Data excerpts
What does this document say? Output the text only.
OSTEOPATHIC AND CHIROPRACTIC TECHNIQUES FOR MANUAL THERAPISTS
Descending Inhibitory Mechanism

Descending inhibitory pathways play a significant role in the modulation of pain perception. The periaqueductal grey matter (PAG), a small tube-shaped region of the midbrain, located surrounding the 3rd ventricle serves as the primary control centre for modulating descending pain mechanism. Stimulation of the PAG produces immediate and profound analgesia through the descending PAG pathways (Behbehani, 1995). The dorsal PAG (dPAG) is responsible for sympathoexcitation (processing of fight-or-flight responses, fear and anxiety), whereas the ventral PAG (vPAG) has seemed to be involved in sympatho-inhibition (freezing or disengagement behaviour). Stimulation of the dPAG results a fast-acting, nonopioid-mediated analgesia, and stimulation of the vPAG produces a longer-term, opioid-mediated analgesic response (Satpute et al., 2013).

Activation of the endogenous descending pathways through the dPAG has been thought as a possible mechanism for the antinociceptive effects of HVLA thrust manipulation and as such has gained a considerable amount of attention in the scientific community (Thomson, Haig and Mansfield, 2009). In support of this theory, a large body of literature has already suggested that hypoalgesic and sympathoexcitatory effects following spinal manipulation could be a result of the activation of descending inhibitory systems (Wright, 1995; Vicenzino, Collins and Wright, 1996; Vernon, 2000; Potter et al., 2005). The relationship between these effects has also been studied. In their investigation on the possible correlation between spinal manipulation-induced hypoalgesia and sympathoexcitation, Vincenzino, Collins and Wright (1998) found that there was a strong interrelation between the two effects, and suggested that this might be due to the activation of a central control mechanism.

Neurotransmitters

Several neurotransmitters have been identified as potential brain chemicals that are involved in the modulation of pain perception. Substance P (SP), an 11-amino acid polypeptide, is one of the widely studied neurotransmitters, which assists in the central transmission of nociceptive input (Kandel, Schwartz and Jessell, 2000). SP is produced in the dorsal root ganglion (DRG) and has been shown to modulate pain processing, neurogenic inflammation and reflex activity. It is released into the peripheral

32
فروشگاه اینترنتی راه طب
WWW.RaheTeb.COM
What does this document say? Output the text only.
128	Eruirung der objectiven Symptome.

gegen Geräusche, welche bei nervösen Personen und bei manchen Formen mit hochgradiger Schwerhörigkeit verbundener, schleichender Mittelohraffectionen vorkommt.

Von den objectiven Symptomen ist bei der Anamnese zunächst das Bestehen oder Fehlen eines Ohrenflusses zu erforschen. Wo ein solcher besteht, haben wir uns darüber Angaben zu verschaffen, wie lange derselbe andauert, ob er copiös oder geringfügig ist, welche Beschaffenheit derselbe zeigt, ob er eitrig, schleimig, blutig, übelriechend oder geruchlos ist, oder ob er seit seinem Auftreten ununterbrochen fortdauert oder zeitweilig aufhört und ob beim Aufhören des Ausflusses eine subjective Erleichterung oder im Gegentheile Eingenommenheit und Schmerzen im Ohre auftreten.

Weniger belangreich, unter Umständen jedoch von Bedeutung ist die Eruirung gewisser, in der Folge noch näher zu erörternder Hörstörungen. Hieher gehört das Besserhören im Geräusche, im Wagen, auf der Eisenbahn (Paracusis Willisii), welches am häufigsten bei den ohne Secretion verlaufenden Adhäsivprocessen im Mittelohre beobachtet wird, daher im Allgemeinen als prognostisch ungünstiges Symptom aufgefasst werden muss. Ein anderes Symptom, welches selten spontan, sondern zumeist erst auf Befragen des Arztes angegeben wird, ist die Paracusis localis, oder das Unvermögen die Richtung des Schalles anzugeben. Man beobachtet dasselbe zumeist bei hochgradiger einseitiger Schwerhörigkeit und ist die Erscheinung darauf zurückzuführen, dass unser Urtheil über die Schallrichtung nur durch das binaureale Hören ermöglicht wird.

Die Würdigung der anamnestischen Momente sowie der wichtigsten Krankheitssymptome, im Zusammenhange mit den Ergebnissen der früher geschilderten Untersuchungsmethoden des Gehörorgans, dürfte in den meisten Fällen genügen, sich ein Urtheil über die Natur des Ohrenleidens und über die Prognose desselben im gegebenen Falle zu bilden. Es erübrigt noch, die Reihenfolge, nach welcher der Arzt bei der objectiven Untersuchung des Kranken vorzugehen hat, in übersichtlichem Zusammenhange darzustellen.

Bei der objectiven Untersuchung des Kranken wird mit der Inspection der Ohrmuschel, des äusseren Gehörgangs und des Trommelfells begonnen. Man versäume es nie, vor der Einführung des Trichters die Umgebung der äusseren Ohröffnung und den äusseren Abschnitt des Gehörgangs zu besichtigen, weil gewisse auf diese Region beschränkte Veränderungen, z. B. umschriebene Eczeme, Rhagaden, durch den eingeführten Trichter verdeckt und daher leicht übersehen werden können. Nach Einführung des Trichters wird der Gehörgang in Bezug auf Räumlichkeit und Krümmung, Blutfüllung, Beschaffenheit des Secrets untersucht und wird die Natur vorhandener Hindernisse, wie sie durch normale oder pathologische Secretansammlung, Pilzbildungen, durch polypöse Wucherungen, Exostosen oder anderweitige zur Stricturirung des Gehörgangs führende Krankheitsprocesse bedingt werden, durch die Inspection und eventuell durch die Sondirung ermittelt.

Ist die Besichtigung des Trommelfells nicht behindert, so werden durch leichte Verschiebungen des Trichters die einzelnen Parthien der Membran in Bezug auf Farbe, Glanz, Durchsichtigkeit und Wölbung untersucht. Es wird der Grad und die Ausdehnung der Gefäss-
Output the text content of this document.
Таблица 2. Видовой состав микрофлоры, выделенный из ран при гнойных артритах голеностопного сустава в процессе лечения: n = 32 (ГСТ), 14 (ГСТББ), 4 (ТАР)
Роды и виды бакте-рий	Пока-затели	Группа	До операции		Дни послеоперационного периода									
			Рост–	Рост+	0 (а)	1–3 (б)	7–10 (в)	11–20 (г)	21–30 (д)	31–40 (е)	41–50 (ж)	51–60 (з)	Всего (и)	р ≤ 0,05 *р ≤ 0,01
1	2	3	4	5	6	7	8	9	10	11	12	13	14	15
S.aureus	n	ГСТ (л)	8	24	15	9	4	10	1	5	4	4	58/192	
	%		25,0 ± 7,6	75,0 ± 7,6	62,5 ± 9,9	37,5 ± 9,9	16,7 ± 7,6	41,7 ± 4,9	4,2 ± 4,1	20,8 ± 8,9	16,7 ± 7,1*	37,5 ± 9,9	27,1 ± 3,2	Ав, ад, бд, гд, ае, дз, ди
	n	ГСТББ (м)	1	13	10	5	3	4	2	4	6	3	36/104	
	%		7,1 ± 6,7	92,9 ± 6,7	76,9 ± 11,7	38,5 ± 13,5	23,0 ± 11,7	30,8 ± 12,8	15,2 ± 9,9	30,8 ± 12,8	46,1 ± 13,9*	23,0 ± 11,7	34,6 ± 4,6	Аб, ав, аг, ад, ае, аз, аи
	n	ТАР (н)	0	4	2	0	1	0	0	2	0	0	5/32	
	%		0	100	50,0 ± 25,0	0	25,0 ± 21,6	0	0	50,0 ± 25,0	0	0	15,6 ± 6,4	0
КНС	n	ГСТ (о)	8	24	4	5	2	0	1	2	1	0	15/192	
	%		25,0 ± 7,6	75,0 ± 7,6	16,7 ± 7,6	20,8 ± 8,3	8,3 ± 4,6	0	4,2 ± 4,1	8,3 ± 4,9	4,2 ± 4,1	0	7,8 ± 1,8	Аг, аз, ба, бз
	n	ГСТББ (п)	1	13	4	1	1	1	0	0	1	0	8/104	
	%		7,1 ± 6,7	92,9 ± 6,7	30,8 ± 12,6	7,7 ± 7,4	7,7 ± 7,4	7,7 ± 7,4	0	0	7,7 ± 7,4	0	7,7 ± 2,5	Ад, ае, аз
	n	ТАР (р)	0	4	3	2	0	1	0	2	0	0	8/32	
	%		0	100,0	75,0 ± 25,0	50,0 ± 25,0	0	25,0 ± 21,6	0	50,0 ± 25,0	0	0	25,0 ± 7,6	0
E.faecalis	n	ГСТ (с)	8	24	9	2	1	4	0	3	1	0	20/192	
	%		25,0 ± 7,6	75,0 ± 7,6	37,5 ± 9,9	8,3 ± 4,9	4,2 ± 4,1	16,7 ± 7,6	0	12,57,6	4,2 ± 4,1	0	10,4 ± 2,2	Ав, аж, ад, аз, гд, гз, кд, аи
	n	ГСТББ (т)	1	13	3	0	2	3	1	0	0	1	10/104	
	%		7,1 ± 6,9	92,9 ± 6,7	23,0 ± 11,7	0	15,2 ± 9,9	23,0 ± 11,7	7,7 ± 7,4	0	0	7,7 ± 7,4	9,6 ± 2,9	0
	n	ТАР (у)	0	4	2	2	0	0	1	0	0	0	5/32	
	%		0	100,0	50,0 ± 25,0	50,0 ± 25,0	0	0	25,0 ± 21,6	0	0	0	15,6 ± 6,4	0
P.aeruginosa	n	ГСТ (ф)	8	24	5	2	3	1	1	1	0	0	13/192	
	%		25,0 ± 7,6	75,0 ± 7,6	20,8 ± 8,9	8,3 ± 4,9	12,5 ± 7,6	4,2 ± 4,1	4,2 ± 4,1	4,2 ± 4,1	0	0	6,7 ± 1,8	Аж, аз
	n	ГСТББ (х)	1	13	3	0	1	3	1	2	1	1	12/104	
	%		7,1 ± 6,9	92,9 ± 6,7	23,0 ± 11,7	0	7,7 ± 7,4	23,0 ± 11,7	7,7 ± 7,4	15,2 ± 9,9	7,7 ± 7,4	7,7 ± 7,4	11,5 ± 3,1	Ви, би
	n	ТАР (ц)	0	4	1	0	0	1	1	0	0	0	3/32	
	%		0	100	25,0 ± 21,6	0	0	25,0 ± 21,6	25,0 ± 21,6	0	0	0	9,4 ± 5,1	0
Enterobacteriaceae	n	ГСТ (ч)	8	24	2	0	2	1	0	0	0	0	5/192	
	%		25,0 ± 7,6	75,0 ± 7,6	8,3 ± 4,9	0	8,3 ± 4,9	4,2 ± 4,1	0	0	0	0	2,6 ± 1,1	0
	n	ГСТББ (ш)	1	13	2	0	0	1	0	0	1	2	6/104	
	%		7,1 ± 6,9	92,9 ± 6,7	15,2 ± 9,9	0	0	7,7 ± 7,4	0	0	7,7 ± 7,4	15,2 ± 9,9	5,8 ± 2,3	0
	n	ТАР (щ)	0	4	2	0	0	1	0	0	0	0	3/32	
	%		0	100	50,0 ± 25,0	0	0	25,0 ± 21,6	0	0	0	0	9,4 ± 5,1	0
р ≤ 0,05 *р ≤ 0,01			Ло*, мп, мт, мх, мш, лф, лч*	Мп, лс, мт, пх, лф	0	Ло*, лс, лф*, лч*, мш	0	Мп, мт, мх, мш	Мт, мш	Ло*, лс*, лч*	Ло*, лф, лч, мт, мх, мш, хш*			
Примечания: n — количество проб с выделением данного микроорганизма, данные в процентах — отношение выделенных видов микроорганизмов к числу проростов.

**TASK ITEM**
Your answer should consist of each line of the data above in which the word "through" occurs.

**YOUR RESPONSE**
Descending inhibitory pathways play a significant role in the modulation of pain perception. The periaqueductal grey matter (PAG), a small tube-shaped region of the midbrain, located surrounding the 3rd ventricle serves as the primary control centre for modulating descending pain mechanism. Stimulation of the PAG produces immediate and profound analgesia through the descending PAG pathways (Behbehani, 1995). The dorsal PAG (dPAG) is responsible for sympathoexcitation (processing of fight-or-flight responses, fear and anxiety), whereas the ventral PAG (vPAG) has seemed to be involved in sympatho-inhibition (freezing or disengagement behaviour). Stimulation of the dPAG results a fast-acting, nonopioid-mediated analgesia, and stimulation of the vPAG produces a longer-term, opioid-mediated analgesic response (Satpute et al., 2013).
Activation of the endogenous descending pathways through the dPAG has been thought as a possible mechanism for the antinociceptive effects of HVLA thrust manipulation and as such has gained a considerable amount of attention in the scientific community (Thomson, Haig and Mansfield, 2009). In support of this theory, a large body of literature has already suggested that hypoalgesic and sympathoexcitatory effects following spinal manipulation could be a result of the activation of descending inhibitory systems (Wright, 1995; Vicenzino, Collins and Wright, 1996; Vernon, 2000; Potter et al., 2005). The relationship between these effects has also been studied. In their investigation on the possible correlation between spinal manipulation-induced hypoalgesia and sympathoexcitation, Vincenzino, Collins and Wright (1998) found that there was a strong interrelation between the two effects, and suggested that this might be due to the activation of a central control mechanism.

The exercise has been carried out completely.